▶ Required work
Copy out all lines in the data below containing the string "high".

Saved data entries
* * * *

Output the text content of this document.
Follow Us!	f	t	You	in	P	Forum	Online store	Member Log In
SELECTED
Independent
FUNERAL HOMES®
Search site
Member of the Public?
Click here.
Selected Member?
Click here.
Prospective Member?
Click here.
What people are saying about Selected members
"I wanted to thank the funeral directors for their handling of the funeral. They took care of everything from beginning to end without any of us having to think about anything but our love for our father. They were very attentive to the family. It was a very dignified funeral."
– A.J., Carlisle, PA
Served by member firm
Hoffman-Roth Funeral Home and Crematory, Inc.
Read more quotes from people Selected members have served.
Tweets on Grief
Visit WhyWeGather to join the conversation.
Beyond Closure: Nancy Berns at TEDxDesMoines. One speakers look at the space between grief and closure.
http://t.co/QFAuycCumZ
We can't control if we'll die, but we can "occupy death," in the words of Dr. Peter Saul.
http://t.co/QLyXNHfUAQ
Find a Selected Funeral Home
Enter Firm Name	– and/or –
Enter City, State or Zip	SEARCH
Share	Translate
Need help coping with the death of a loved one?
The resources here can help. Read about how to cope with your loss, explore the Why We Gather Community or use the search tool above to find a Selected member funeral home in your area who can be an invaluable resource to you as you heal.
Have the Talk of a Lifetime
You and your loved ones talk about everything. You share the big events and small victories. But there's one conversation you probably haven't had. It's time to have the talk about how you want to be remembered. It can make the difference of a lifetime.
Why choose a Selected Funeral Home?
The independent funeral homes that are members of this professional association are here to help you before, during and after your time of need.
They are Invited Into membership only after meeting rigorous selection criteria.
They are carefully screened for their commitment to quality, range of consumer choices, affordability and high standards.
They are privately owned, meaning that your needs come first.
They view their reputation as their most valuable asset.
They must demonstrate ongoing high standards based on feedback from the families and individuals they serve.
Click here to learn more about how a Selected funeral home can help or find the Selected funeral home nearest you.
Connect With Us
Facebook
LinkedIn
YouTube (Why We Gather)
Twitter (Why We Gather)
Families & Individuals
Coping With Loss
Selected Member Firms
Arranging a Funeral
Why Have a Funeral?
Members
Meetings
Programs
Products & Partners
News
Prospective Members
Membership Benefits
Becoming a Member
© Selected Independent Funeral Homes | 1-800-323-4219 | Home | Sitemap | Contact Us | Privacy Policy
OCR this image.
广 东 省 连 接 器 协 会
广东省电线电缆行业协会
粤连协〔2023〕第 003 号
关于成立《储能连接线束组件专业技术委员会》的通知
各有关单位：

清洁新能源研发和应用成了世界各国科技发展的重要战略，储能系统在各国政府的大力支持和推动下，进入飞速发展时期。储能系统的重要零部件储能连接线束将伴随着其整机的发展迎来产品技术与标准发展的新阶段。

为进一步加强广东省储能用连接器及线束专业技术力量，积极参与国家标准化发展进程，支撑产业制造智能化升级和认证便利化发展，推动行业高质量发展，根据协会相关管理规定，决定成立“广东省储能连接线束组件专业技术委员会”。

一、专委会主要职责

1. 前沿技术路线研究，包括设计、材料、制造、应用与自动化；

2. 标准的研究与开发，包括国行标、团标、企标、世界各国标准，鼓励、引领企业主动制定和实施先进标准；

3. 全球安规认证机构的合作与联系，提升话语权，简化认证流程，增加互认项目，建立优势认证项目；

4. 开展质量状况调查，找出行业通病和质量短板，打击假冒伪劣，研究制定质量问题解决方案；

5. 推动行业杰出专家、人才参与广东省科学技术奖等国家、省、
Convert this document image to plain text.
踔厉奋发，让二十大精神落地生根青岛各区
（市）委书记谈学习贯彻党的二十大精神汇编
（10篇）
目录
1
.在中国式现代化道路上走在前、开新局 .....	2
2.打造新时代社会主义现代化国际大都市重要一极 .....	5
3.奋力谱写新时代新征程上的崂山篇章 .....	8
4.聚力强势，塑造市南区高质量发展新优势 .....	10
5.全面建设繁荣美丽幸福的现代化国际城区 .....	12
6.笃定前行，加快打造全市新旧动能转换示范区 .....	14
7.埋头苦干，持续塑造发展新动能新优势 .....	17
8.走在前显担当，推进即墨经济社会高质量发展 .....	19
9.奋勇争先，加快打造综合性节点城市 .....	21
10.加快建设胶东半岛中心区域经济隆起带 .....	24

* * * *

▶ Response to the exercise
They are carefully screened for their commitment to quality, range of consumer choices, affordability and high standards.
They must demonstrate ongoing high standards based on feedback from the families and individuals they serve.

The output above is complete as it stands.